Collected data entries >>
· · · ·

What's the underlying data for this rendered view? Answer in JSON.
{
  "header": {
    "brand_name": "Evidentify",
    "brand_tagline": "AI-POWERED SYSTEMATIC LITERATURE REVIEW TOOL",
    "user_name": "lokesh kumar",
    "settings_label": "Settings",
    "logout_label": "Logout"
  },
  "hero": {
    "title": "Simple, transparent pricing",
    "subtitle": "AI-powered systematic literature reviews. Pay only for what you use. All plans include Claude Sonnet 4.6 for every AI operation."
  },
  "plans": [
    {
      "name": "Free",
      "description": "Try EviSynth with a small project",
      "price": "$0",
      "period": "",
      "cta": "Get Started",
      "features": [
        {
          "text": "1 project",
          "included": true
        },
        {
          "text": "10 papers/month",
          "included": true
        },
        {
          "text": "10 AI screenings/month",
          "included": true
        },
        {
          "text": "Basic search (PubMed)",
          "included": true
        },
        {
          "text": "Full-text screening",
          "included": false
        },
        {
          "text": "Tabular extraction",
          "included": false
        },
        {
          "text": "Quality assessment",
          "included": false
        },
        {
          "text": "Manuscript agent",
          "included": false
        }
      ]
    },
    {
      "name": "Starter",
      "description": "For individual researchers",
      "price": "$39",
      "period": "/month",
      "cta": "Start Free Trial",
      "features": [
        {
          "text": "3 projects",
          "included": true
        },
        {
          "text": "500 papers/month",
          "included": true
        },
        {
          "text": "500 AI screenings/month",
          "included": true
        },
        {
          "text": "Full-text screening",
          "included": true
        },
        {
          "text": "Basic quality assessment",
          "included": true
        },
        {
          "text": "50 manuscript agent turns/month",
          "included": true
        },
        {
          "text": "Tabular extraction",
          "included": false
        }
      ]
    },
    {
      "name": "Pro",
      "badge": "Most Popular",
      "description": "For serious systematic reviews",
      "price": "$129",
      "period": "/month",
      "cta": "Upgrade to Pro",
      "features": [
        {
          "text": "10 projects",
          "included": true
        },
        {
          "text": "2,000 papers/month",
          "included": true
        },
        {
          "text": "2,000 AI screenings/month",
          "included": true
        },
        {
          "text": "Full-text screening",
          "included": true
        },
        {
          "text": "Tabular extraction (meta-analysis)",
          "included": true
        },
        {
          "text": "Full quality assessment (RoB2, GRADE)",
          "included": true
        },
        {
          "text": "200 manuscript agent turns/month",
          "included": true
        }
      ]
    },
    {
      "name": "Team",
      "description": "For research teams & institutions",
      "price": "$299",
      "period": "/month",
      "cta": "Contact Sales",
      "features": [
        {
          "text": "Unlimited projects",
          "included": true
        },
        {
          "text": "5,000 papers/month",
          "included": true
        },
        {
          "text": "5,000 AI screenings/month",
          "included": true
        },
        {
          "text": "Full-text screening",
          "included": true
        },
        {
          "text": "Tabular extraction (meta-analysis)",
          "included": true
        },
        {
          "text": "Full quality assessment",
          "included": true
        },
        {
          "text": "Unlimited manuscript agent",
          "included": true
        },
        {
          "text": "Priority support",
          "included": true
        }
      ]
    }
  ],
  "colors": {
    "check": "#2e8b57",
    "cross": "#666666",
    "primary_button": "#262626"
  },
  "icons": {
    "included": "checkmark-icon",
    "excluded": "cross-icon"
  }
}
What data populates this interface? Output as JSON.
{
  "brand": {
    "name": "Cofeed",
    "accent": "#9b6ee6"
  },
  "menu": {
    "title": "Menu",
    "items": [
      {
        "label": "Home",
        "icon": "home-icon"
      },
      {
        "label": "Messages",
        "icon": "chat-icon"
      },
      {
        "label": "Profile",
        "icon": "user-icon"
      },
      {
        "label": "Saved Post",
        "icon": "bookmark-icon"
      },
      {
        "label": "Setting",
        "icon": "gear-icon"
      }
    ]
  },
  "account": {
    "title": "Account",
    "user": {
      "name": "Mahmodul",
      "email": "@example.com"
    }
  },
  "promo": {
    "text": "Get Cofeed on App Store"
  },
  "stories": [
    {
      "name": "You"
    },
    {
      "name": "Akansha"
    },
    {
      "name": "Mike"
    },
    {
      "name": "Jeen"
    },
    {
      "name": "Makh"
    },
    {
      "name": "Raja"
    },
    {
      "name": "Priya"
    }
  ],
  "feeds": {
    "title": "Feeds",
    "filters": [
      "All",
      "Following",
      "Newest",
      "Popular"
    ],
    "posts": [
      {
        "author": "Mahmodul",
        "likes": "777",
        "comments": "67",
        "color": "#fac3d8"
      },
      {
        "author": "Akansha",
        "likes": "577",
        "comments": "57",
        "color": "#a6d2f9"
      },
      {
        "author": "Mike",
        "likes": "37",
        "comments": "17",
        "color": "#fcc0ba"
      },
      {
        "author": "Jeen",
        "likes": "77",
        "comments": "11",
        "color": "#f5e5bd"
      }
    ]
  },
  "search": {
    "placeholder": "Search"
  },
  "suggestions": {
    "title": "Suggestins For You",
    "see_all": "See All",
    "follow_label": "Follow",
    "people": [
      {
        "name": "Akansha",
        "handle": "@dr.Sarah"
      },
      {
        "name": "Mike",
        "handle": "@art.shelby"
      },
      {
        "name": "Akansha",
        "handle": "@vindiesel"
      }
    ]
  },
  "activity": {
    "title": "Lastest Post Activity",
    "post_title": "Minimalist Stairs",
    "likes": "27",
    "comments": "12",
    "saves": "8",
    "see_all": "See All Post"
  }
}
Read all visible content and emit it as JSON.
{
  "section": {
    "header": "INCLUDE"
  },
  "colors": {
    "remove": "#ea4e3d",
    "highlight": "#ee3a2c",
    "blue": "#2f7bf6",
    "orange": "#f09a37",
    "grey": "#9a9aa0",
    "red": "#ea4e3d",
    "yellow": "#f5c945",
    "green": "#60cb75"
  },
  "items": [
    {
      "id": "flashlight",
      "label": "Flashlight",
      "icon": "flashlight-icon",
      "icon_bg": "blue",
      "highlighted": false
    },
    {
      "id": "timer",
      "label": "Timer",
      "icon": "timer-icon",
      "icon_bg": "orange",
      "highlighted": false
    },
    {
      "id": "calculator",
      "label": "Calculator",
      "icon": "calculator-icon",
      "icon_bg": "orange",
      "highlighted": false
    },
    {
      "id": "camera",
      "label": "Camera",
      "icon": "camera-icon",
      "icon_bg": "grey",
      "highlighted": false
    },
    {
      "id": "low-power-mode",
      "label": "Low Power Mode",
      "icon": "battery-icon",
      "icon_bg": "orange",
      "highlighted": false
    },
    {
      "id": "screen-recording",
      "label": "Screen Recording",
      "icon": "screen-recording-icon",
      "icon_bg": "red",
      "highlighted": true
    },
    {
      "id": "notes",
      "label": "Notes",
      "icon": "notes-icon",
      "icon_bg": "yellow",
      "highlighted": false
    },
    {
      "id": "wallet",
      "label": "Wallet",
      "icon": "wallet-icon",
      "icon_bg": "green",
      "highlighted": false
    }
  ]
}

· · · ·

Stated task >>
Transcribe the whole listing with nothing added or left out.

Response to the task >>
What's the underlying data for this rendered view? Answer in JSON.
{
  "header": {
    "brand_name": "Evidentify",
    "brand_tagline": "AI-POWERED SYSTEMATIC LITERATURE REVIEW TOOL",
    "user_name": "lokesh kumar",
    "settings_label": "Settings",
    "logout_label": "Logout"
  },
  "hero": {
    "title": "Simple, transparent pricing",
    "subtitle": "AI-powered systematic literature reviews. Pay only for what you use. All plans include Claude Sonnet 4.6 for every AI operation."
  },
  "plans": [
    {
      "name": "Free",
      "description": "Try EviSynth with a small project",
      "price": "$0",
      "period": "",
      "cta": "Get Started",
      "features": [
        {
          "text": "1 project",
          "included": true
        },
        {
          "text": "10 papers/month",
          "included": true
        },
        {
          "text": "10 AI screenings/month",
          "included": true
        },
        {
          "text": "Basic search (PubMed)",
          "included": true
        },
        {
          "text": "Full-text screening",
          "included": false
        },
        {
          "text": "Tabular extraction",
          "included": false
        },
        {
          "text": "Quality assessment",
          "included": false
        },
        {
          "text": "Manuscript agent",
          "included": false
        }
      ]
    },
    {
      "name": "Starter",
      "description": "For individual researchers",
      "price": "$39",
      "period": "/month",
      "cta": "Start Free Trial",
      "features": [
        {
          "text": "3 projects",
          "included": true
        },
        {
          "text": "500 papers/month",
          "included": true
        },
        {
          "text": "500 AI screenings/month",
          "included": true
        },
        {
          "text": "Full-text screening",
          "included": true
        },
        {
          "text": "Basic quality assessment",
          "included": true
        },
        {
          "text": "50 manuscript agent turns/month",
          "included": true
        },
        {
          "text": "Tabular extraction",
          "included": false
        }
      ]
    },
    {
      "name": "Pro",
      "badge": "Most Popular",
      "description": "For serious systematic reviews",
      "price": "$129",
      "period": "/month",
      "cta": "Upgrade to Pro",
      "features": [
        {
          "text": "10 projects",
          "included": true
        },
        {
          "text": "2,000 papers/month",
          "included": true
        },
        {
          "text": "2,000 AI screenings/month",
          "included": true
        },
        {
          "text": "Full-text screening",
          "included": true
        },
        {
          "text": "Tabular extraction (meta-analysis)",
          "included": true
        },
        {
          "text": "Full quality assessment (RoB2, GRADE)",
          "included": true
        },
        {
          "text": "200 manuscript agent turns/month",
          "included": true
        }
      ]
    },
    {
      "name": "Team",
      "description": "For research teams & institutions",
      "price": "$299",
      "period": "/month",
      "cta": "Contact Sales",
      "features": [
        {
          "text": "Unlimited projects",
          "included": true
        },
        {
          "text": "5,000 papers/month",
          "included": true
        },
        {
          "text": "5,000 AI screenings/month",
          "included": true
        },
        {
          "text": "Full-text screening",
          "included": true
        },
        {
          "text": "Tabular extraction (meta-analysis)",
          "included": true
        },
        {
          "text": "Full quality assessment",
          "included": true
        },
        {
          "text": "Unlimited manuscript agent",
          "included": true
        },
        {
          "text": "Priority support",
          "included": true
        }
      ]
    }
  ],
  "colors": {
    "check": "#2e8b57",
    "cross": "#666666",
    "primary_button": "#262626"
  },
  "icons": {
    "included": "checkmark-icon",
    "excluded": "cross-icon"
  }
}
What data populates this interface? Output as JSON.
{
  "brand": {
    "name": "Cofeed",
    "accent": "#9b6ee6"
  },
  "menu": {
    "title": "Menu",
    "items": [
      {
        "label": "Home",
        "icon": "home-icon"
      },
      {
        "label": "Messages",
        "icon": "chat-icon"
      },
      {
        "label": "Profile",
        "icon": "user-icon"
      },
      {
        "label": "Saved Post",
        "icon": "bookmark-icon"
      },
      {
        "label": "Setting",
        "icon": "gear-icon"
      }
    ]
  },
  "account": {
    "title": "Account",
    "user": {
      "name": "Mahmodul",
      "email": "@example.com"
    }
  },
  "promo": {
    "text": "Get Cofeed on App Store"
  },
  "stories": [
    {
      "name": "You"
    },
    {
      "name": "Akansha"
    },
    {
      "name": "Mike"
    },
    {
      "name": "Jeen"
    },
    {
      "name": "Makh"
    },
    {
      "name": "Raja"
    },
    {
      "name": "Priya"
    }
  ],
  "feeds": {
    "title": "Feeds",
    "filters": [
      "All",
      "Following",
      "Newest",
      "Popular"
    ],
    "posts": [
      {
        "author": "Mahmodul",
        "likes": "777",
        "comments": "67",
        "color": "#fac3d8"
      },
      {
        "author": "Akansha",
        "likes": "577",
        "comments": "57",
        "color": "#a6d2f9"
      },
      {
        "author": "Mike",
        "likes": "37",
        "comments": "17",
        "color": "#fcc0ba"
      },
      {
        "author": "Jeen",
        "likes": "77",
        "comments": "11",
        "color": "#f5e5bd"
      }
    ]
  },
  "search": {
    "placeholder": "Search"
  },
  "suggestions": {
    "title": "Suggestins For You",
    "see_all": "See All",
    "follow_label": "Follow",
    "people": [
      {
        "name": "Akansha",
        "handle": "@dr.Sarah"
      },
      {
        "name": "Mike",
        "handle": "@art.shelby"
      },
      {
        "name": "Akansha",
        "handle": "@vindiesel"
      }
    ]
  },
  "activity": {
    "title": "Lastest Post Activity",
    "post_title": "Minimalist Stairs",
    "likes": "27",
    "comments": "12",
    "saves": "8",
    "see_all": "See All Post"
  }
}
Read all visible content and emit it as JSON.
{
  "section": {
    "header": "INCLUDE"
  },
  "colors": {
    "remove": "#ea4e3d",
    "highlight": "#ee3a2c",
    "blue": "#2f7bf6",
    "orange": "#f09a37",
    "grey": "#9a9aa0",
    "red": "#ea4e3d",
    "yellow": "#f5c945",
    "green": "#60cb75"
  },
  "items": [
    {
      "id": "flashlight",
      "label": "Flashlight",
      "icon": "flashlight-icon",
      "icon_bg": "blue",
      "highlighted": false
    },
    {
      "id": "timer",
      "label": "Timer",
      "icon": "timer-icon",
      "icon_bg": "orange",
      "highlighted": false
    },
    {
      "id": "calculator",
      "label": "Calculator",
      "icon": "calculator-icon",
      "icon_bg": "orange",
      "highlighted": false
    },
    {
      "id": "camera",
      "label": "Camera",
      "icon": "camera-icon",
      "icon_bg": "grey",
      "highlighted": false
    },
    {
      "id": "low-power-mode",
      "label": "Low Power Mode",
      "icon": "battery-icon",
      "icon_bg": "orange",
      "highlighted": false
    },
    {
      "id": "screen-recording",
      "label": "Screen Recording",
      "icon": "screen-recording-icon",
      "icon_bg": "red",
      "highlighted": true
    },
    {
      "id": "notes",
      "label": "Notes",
      "icon": "notes-icon",
      "icon_bg": "yellow",
      "highlighted": false
    },
    {
      "id": "wallet",
      "label": "Wallet",
      "icon": "wallet-icon",
      "icon_bg": "green",
      "highlighted": false
    }
  ]
}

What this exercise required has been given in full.